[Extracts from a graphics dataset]
◆ ◆ ◆ ◆
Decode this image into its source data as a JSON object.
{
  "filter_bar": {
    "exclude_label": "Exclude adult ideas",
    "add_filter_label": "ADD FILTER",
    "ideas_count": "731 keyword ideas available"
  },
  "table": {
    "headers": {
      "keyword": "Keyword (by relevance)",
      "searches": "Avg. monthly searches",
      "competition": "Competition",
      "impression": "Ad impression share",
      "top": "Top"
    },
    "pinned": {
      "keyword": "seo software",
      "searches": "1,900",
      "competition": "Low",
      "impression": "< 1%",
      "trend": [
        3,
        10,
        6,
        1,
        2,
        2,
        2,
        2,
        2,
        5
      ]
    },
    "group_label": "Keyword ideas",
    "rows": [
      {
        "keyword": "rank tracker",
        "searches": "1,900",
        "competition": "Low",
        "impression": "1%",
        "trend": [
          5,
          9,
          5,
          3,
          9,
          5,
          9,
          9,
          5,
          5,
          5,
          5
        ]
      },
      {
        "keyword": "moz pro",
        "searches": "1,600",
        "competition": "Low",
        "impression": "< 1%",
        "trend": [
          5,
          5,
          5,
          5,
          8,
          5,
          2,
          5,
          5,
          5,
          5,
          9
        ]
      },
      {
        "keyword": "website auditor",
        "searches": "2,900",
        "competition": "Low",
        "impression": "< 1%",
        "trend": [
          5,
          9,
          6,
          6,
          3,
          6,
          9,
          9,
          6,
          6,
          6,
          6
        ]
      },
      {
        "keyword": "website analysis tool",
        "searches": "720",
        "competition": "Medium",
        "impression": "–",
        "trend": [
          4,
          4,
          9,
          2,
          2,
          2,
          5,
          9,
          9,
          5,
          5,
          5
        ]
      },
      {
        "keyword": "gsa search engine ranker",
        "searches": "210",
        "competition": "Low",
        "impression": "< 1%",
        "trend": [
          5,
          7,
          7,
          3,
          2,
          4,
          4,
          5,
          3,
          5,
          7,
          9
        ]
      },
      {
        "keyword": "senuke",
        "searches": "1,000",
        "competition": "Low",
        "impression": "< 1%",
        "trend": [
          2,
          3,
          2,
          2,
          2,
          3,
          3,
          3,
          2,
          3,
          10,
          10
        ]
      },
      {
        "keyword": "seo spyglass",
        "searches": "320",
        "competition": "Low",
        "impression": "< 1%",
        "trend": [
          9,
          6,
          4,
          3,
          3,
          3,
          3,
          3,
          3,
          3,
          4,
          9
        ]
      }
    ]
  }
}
◆ ◆ ◆ ◆
> **Task to complete**: Using the listing above, reproduce each line without omission.

> **Written reply**:
Decode this image into its source data as a JSON object.
{
  "filter_bar": {
    "exclude_label": "Exclude adult ideas",
    "add_filter_label": "ADD FILTER",
    "ideas_count": "731 keyword ideas available"
  },
  "table": {
    "headers": {
      "keyword": "Keyword (by relevance)",
      "searches": "Avg. monthly searches",
      "competition": "Competition",
      "impression": "Ad impression share",
      "top": "Top"
    },
    "pinned": {
      "keyword": "seo software",
      "searches": "1,900",
      "competition": "Low",
      "impression": "< 1%",
      "trend": [
        3,
        10,
        6,
        1,
        2,
        2,
        2,
        2,
        2,
        5
      ]
    },
    "group_label": "Keyword ideas",
    "rows": [
      {
        "keyword": "rank tracker",
        "searches": "1,900",
        "competition": "Low",
        "impression": "1%",
        "trend": [
          5,
          9,
          5,
          3,
          9,
          5,
          9,
          9,
          5,
          5,
          5,
          5
        ]
      },
      {
        "keyword": "moz pro",
        "searches": "1,600",
        "competition": "Low",
        "impression": "< 1%",
        "trend": [
          5,
          5,
          5,
          5,
          8,
          5,
          2,
          5,
          5,
          5,
          5,
          9
        ]
      },
      {
        "keyword": "website auditor",
        "searches": "2,900",
        "competition": "Low",
        "impression": "< 1%",
        "trend": [
          5,
          9,
          6,
          6,
          3,
          6,
          9,
          9,
          6,
          6,
          6,
          6
        ]
      },
      {
        "keyword": "website analysis tool",
        "searches": "720",
        "competition": "Medium",
        "impression": "–",
        "trend": [
          4,
          4,
          9,
          2,
          2,
          2,
          5,
          9,
          9,
          5,
          5,
          5
        ]
      },
      {
        "keyword": "gsa search engine ranker",
        "searches": "210",
        "competition": "Low",
        "impression": "< 1%",
        "trend": [
          5,
          7,
          7,
          3,
          2,
          4,
          4,
          5,
          3,
          5,
          7,
          9
        ]
      },
      {
        "keyword": "senuke",
        "searches": "1,000",
        "competition": "Low",
        "impression": "< 1%",
        "trend": [
          2,
          3,
          2,
          2,
          2,
          3,
          3,
          3,
          2,
          3,
          10,
          10
        ]
      },
      {
        "keyword": "seo spyglass",
        "searches": "320",
        "competition": "Low",
        "impression": "< 1%",
        "trend": [
          9,
          6,
          4,
          3,
          3,
          3,
          3,
          3,
          3,
          3,
          4,
          9
        ]
      }
    ]
  }
}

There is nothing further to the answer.